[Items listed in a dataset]

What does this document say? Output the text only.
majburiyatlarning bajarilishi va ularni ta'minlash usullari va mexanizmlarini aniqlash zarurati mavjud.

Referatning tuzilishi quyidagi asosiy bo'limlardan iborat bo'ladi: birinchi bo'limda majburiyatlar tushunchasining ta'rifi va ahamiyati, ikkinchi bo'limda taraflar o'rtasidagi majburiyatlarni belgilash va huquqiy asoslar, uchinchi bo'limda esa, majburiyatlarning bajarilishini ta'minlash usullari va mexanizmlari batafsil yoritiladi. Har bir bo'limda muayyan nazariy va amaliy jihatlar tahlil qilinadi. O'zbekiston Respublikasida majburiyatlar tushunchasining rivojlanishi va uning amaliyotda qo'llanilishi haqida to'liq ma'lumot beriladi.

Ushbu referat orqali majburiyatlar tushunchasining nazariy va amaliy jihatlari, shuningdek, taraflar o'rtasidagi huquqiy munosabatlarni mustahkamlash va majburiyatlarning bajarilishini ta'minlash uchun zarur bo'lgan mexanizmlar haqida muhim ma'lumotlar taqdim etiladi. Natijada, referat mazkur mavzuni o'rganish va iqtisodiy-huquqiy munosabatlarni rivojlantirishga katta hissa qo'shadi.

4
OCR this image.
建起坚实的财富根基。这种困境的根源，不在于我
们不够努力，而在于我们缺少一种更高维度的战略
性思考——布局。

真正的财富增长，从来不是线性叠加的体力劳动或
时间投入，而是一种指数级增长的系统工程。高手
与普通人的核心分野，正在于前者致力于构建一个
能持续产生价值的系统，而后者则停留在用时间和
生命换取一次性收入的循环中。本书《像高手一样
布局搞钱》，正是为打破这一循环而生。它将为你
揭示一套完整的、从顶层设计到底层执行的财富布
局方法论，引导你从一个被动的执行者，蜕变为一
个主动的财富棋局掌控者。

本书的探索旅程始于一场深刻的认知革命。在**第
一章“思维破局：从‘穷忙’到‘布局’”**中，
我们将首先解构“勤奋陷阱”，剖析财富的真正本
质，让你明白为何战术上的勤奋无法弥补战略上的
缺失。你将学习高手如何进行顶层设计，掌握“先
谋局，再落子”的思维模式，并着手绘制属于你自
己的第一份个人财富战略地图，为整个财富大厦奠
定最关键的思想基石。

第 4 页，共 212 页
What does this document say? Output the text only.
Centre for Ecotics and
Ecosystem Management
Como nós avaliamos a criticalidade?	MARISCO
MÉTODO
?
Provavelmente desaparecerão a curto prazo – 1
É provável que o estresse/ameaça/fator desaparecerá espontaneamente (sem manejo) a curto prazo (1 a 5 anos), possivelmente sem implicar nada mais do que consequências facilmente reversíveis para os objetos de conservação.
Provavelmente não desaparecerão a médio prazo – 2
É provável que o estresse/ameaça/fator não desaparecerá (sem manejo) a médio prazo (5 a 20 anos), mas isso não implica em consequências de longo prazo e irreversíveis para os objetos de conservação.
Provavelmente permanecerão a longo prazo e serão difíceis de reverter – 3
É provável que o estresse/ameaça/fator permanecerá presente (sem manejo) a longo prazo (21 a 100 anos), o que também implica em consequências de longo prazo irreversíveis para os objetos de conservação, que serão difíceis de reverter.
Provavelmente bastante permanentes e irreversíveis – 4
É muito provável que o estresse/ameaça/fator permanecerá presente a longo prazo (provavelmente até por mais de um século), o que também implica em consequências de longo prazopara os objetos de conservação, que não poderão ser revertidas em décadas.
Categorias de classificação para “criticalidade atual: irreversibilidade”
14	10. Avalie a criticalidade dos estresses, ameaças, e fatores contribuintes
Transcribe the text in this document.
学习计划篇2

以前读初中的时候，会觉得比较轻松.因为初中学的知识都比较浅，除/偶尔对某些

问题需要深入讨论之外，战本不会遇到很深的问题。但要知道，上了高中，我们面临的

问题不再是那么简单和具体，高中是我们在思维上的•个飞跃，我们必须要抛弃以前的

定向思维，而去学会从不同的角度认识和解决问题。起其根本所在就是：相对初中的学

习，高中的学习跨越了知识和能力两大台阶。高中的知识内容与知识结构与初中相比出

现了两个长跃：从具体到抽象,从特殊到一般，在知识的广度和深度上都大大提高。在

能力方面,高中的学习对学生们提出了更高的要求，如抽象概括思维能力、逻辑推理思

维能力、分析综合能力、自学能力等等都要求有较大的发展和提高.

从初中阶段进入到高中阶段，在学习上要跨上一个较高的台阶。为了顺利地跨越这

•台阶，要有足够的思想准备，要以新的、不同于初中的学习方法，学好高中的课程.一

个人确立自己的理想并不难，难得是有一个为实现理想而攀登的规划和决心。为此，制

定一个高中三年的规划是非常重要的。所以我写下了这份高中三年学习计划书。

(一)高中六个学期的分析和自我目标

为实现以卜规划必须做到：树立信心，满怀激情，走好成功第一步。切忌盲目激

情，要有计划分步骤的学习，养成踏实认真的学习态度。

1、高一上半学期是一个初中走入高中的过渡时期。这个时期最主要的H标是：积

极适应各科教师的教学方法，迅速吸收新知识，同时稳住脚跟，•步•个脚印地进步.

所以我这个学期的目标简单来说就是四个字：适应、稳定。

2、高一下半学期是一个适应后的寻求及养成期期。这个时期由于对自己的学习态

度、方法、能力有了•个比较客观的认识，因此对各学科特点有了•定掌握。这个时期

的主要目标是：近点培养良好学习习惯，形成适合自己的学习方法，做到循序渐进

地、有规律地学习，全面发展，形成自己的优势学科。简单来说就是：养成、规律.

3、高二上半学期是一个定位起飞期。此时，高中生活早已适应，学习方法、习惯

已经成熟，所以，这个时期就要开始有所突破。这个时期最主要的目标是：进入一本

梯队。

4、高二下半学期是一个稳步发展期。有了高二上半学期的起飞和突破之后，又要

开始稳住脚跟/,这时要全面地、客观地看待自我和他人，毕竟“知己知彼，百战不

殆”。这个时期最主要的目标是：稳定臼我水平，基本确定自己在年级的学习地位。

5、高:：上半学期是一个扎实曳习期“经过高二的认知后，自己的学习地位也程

**What you have to do**
Copy every line verbatim.

**Answer to the problem**
What does this document say? Output the text only.
majburiyatlarning bajarilishi va ularni ta'minlash usullari va mexanizmlarini aniqlash zarurati mavjud.

Referatning tuzilishi quyidagi asosiy bo'limlardan iborat bo'ladi: birinchi bo'limda majburiyatlar tushunchasining ta'rifi va ahamiyati, ikkinchi bo'limda taraflar o'rtasidagi majburiyatlarni belgilash va huquqiy asoslar, uchinchi bo'limda esa, majburiyatlarning bajarilishini ta'minlash usullari va mexanizmlari batafsil yoritiladi. Har bir bo'limda muayyan nazariy va amaliy jihatlar tahlil qilinadi. O'zbekiston Respublikasida majburiyatlar tushunchasining rivojlanishi va uning amaliyotda qo'llanilishi haqida to'liq ma'lumot beriladi.

Ushbu referat orqali majburiyatlar tushunchasining nazariy va amaliy jihatlari, shuningdek, taraflar o'rtasidagi huquqiy munosabatlarni mustahkamlash va majburiyatlarning bajarilishini ta'minlash uchun zarur bo'lgan mexanizmlar haqida muhim ma'lumotlar taqdim etiladi. Natijada, referat mazkur mavzuni o'rganish va iqtisodiy-huquqiy munosabatlarni rivojlantirishga katta hissa qo'shadi.

4
OCR this image.
建起坚实的财富根基。这种困境的根源，不在于我
们不够努力，而在于我们缺少一种更高维度的战略
性思考——布局。

真正的财富增长，从来不是线性叠加的体力劳动或
时间投入，而是一种指数级增长的系统工程。高手
与普通人的核心分野，正在于前者致力于构建一个
能持续产生价值的系统，而后者则停留在用时间和
生命换取一次性收入的循环中。本书《像高手一样
布局搞钱》，正是为打破这一循环而生。它将为你
揭示一套完整的、从顶层设计到底层执行的财富布
局方法论，引导你从一个被动的执行者，蜕变为一
个主动的财富棋局掌控者。

本书的探索旅程始于一场深刻的认知革命。在**第
一章“思维破局：从‘穷忙’到‘布局’”**中，
我们将首先解构“勤奋陷阱”，剖析财富的真正本
质，让你明白为何战术上的勤奋无法弥补战略上的
缺失。你将学习高手如何进行顶层设计，掌握“先
谋局，再落子”的思维模式，并着手绘制属于你自
己的第一份个人财富战略地图，为整个财富大厦奠
定最关键的思想基石。

第 4 页，共 212 页
What does this document say? Output the text only.
Centre for Ecotics and
Ecosystem Management
Como nós avaliamos a criticalidade?	MARISCO
MÉTODO
?
Provavelmente desaparecerão a curto prazo – 1
É provável que o estresse/ameaça/fator desaparecerá espontaneamente (sem manejo) a curto prazo (1 a 5 anos), possivelmente sem implicar nada mais do que consequências facilmente reversíveis para os objetos de conservação.
Provavelmente não desaparecerão a médio prazo – 2
É provável que o estresse/ameaça/fator não desaparecerá (sem manejo) a médio prazo (5 a 20 anos), mas isso não implica em consequências de longo prazo e irreversíveis para os objetos de conservação.
Provavelmente permanecerão a longo prazo e serão difíceis de reverter – 3
É provável que o estresse/ameaça/fator permanecerá presente (sem manejo) a longo prazo (21 a 100 anos), o que também implica em consequências de longo prazo irreversíveis para os objetos de conservação, que serão difíceis de reverter.
Provavelmente bastante permanentes e irreversíveis – 4
É muito provável que o estresse/ameaça/fator permanecerá presente a longo prazo (provavelmente até por mais de um século), o que também implica em consequências de longo prazopara os objetos de conservação, que não poderão ser revertidas em décadas.
Categorias de classificação para “criticalidade atual: irreversibilidade”
14	10. Avalie a criticalidade dos estresses, ameaças, e fatores contribuintes
Transcribe the text in this document.
学习计划篇2

以前读初中的时候，会觉得比较轻松.因为初中学的知识都比较浅，除/偶尔对某些

问题需要深入讨论之外，战本不会遇到很深的问题。但要知道，上了高中，我们面临的

问题不再是那么简单和具体，高中是我们在思维上的•个飞跃，我们必须要抛弃以前的

定向思维，而去学会从不同的角度认识和解决问题。起其根本所在就是：相对初中的学

习，高中的学习跨越了知识和能力两大台阶。高中的知识内容与知识结构与初中相比出

现了两个长跃：从具体到抽象,从特殊到一般，在知识的广度和深度上都大大提高。在

能力方面,高中的学习对学生们提出了更高的要求，如抽象概括思维能力、逻辑推理思

维能力、分析综合能力、自学能力等等都要求有较大的发展和提高.

从初中阶段进入到高中阶段，在学习上要跨上一个较高的台阶。为了顺利地跨越这

•台阶，要有足够的思想准备，要以新的、不同于初中的学习方法，学好高中的课程.一

个人确立自己的理想并不难，难得是有一个为实现理想而攀登的规划和决心。为此，制

定一个高中三年的规划是非常重要的。所以我写下了这份高中三年学习计划书。

(一)高中六个学期的分析和自我目标

为实现以卜规划必须做到：树立信心，满怀激情，走好成功第一步。切忌盲目激

情，要有计划分步骤的学习，养成踏实认真的学习态度。

1、高一上半学期是一个初中走入高中的过渡时期。这个时期最主要的H标是：积

极适应各科教师的教学方法，迅速吸收新知识，同时稳住脚跟，•步•个脚印地进步.

所以我这个学期的目标简单来说就是四个字：适应、稳定。

2、高一下半学期是一个适应后的寻求及养成期期。这个时期由于对自己的学习态

度、方法、能力有了•个比较客观的认识，因此对各学科特点有了•定掌握。这个时期

的主要目标是：近点培养良好学习习惯，形成适合自己的学习方法，做到循序渐进

地、有规律地学习，全面发展，形成自己的优势学科。简单来说就是：养成、规律.

3、高二上半学期是一个定位起飞期。此时，高中生活早已适应，学习方法、习惯

已经成熟，所以，这个时期就要开始有所突破。这个时期最主要的目标是：进入一本

梯队。

4、高二下半学期是一个稳步发展期。有了高二上半学期的起飞和突破之后，又要

开始稳住脚跟/,这时要全面地、客观地看待自我和他人，毕竟“知己知彼，百战不

殆”。这个时期最主要的目标是：稳定臼我水平，基本确定自己在年级的学习地位。

5、高:：上半学期是一个扎实曳习期“经过高二的认知后，自己的学习地位也程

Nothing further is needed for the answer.